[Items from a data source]
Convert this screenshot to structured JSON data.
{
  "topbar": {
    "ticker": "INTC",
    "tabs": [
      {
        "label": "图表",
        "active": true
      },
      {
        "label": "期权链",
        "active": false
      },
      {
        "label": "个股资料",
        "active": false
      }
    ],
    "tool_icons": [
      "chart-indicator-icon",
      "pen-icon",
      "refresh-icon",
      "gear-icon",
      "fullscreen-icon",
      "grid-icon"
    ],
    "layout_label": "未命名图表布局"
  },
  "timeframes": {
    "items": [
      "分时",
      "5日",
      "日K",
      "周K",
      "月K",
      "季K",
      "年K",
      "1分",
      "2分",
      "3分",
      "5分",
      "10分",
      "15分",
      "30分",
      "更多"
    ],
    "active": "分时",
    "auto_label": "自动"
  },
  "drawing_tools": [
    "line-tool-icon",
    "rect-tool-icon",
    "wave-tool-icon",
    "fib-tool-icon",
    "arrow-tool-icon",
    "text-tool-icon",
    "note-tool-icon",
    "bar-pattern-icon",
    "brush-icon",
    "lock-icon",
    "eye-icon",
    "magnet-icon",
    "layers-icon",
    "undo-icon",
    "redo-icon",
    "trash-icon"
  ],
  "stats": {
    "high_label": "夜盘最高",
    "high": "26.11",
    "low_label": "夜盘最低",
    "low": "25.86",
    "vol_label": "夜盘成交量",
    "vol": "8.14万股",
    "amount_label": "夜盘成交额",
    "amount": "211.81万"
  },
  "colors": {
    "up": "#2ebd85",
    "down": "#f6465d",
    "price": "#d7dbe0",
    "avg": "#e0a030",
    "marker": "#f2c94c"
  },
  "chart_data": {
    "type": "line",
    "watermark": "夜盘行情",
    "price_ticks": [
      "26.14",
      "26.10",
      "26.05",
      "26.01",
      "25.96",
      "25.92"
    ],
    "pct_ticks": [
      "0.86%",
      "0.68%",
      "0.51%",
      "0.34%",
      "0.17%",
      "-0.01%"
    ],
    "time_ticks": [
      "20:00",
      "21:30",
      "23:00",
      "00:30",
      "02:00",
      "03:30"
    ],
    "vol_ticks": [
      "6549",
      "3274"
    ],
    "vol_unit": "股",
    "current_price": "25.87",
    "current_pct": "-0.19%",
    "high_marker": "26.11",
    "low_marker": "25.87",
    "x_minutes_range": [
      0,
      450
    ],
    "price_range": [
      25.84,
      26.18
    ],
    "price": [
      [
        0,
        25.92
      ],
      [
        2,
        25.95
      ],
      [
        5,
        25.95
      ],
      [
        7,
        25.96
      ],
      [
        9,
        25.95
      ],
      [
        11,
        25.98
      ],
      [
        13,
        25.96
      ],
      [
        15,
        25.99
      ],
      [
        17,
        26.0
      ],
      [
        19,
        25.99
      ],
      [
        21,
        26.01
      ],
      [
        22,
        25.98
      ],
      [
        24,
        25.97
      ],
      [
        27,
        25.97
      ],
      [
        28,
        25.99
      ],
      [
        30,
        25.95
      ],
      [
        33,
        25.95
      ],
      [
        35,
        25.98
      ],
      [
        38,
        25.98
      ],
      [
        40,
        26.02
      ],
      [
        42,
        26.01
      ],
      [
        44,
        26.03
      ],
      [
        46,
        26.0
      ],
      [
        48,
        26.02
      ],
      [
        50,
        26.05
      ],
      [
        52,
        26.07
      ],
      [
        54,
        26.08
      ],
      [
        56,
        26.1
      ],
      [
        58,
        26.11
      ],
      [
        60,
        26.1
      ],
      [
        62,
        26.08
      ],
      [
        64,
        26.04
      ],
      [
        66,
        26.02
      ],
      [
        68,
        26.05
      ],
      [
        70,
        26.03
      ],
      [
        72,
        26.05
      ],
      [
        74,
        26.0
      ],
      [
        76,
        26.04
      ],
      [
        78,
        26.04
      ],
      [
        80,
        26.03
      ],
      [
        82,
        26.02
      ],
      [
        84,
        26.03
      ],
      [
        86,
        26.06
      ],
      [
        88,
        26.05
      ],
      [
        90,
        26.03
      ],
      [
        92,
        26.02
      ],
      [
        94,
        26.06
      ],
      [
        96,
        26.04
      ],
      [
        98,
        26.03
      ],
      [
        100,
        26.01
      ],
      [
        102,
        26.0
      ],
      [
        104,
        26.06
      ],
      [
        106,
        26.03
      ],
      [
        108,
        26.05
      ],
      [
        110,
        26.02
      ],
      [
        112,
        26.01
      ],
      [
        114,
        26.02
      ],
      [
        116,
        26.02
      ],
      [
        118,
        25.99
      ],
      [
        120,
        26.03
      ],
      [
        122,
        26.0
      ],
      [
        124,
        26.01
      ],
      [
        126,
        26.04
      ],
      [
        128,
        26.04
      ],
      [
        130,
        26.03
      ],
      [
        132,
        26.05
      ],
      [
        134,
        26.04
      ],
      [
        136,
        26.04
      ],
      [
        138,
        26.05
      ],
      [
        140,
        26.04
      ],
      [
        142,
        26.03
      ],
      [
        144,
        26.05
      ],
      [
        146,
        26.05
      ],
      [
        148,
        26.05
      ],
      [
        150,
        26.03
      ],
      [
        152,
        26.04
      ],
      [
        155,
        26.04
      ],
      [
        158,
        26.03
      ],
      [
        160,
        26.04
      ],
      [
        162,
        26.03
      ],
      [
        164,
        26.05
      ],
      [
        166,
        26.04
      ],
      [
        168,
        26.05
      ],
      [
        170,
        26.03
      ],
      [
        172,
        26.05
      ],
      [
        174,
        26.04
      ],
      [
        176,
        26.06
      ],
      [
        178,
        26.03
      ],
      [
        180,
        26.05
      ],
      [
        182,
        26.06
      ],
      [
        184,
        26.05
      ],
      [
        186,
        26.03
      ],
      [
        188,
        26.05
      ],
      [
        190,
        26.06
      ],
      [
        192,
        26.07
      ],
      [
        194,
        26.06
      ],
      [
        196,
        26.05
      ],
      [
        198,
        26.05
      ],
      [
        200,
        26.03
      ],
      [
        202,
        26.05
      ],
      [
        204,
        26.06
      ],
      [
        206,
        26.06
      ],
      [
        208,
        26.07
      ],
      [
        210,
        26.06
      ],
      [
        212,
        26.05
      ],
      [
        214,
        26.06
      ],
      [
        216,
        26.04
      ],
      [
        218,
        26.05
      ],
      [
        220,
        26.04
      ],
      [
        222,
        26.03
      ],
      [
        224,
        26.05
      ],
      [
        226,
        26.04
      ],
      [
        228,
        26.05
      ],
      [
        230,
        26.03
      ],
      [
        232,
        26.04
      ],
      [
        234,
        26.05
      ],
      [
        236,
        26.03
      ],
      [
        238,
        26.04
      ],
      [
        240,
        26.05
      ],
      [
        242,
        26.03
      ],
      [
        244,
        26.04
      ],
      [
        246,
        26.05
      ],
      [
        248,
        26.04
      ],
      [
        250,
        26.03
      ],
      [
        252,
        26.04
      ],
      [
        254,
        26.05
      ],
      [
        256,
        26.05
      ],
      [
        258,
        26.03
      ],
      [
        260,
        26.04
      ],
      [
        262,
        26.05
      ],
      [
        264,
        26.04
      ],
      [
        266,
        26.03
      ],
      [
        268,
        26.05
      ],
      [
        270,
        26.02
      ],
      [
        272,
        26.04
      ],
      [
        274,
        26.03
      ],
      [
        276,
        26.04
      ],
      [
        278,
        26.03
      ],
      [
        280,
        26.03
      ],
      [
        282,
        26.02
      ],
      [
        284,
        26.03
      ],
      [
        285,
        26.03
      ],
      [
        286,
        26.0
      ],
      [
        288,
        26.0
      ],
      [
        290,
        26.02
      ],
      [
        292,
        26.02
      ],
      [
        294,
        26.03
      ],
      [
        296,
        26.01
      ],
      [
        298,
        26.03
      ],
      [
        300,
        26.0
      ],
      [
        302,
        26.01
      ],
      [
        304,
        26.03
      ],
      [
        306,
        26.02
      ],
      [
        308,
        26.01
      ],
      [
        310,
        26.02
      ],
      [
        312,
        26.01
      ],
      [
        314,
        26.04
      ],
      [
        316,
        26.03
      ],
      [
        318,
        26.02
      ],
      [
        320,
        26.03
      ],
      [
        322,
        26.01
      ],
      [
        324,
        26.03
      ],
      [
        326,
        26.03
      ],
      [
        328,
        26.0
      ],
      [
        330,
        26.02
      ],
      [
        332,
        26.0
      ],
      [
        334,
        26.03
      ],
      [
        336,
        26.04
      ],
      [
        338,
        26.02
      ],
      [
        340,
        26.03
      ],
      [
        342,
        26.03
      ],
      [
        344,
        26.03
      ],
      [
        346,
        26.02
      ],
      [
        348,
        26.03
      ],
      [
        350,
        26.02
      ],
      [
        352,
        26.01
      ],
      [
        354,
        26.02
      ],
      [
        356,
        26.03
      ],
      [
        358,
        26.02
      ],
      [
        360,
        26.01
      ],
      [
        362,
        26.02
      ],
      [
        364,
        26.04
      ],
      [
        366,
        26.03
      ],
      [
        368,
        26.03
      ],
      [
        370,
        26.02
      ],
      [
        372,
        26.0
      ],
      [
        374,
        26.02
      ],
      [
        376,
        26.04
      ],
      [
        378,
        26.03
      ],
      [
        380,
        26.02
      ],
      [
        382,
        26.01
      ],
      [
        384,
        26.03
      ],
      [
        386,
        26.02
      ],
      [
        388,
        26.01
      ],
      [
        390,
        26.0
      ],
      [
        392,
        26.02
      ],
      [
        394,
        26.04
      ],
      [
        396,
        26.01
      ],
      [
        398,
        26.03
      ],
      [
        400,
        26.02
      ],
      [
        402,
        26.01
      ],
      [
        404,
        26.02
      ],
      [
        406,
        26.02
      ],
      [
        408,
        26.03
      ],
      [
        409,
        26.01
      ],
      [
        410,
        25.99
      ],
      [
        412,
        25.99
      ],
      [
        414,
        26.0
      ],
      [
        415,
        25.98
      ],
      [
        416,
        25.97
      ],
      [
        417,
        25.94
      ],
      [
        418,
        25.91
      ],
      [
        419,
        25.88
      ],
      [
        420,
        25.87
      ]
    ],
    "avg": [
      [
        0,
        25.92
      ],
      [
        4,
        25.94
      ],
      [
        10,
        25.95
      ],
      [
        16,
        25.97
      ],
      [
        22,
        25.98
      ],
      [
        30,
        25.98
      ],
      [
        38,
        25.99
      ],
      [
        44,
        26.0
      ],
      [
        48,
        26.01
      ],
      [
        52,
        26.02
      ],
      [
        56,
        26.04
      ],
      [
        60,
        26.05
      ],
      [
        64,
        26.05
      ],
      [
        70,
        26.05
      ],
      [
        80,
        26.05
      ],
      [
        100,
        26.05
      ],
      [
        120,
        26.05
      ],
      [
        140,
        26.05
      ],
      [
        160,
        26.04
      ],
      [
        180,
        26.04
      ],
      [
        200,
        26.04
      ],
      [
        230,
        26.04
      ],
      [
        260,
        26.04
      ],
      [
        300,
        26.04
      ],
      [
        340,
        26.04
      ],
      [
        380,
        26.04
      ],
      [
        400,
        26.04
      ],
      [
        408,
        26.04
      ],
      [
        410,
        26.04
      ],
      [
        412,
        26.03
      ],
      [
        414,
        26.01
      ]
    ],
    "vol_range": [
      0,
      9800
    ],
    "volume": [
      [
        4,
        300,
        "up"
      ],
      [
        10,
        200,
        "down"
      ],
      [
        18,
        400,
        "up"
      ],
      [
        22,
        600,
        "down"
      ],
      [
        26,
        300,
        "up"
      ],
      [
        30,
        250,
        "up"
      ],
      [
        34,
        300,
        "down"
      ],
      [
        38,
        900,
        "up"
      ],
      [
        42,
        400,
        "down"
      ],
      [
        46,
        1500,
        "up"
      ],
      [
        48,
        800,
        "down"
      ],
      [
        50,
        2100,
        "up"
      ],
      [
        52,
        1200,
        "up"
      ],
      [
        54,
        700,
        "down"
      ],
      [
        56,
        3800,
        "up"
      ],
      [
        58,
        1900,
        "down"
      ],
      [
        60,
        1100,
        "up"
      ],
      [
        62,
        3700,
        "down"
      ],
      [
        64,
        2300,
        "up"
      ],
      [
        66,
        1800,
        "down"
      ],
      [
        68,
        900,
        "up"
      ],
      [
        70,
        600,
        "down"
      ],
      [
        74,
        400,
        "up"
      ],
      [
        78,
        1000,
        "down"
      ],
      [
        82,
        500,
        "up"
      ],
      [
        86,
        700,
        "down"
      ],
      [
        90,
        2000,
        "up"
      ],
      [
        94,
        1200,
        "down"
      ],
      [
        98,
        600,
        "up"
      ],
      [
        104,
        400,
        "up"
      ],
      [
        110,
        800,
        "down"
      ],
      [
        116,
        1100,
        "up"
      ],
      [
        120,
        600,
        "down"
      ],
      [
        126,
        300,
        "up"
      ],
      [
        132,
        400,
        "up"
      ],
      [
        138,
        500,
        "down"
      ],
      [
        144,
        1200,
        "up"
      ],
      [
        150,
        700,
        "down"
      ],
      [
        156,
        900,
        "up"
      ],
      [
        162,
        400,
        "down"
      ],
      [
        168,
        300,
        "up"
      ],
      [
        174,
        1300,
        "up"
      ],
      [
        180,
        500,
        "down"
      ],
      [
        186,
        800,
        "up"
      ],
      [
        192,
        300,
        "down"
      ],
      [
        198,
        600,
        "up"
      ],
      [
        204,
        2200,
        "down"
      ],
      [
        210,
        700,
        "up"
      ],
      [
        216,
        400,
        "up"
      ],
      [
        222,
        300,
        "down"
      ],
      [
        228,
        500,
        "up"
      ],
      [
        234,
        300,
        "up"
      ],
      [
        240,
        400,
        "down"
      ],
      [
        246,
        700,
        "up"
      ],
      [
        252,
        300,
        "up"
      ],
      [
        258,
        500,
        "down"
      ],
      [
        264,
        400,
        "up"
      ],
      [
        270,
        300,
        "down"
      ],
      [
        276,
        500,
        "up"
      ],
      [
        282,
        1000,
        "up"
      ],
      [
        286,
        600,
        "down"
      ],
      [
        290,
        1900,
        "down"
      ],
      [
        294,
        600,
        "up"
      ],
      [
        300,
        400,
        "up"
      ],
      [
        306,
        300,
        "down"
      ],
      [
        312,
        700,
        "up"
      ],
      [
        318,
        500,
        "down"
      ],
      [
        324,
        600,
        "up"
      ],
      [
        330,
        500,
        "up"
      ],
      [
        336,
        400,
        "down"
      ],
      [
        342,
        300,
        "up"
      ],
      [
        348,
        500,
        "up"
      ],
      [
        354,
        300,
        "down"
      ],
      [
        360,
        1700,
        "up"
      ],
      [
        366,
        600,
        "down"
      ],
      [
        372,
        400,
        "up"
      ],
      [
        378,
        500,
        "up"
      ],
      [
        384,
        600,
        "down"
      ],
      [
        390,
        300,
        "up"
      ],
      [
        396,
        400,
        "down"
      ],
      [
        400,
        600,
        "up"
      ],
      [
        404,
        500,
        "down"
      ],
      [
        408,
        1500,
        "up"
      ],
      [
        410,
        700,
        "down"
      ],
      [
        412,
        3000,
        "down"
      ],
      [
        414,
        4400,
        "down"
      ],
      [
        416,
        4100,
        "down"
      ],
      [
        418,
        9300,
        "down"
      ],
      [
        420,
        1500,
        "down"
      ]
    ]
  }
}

**WHAT IS REQUIRED**
From the entries above, copy every line that holds the word "active".

**EXERCISE OUTPUT**
        "active": true
        "active": false
        "active": false
    "active": "分时",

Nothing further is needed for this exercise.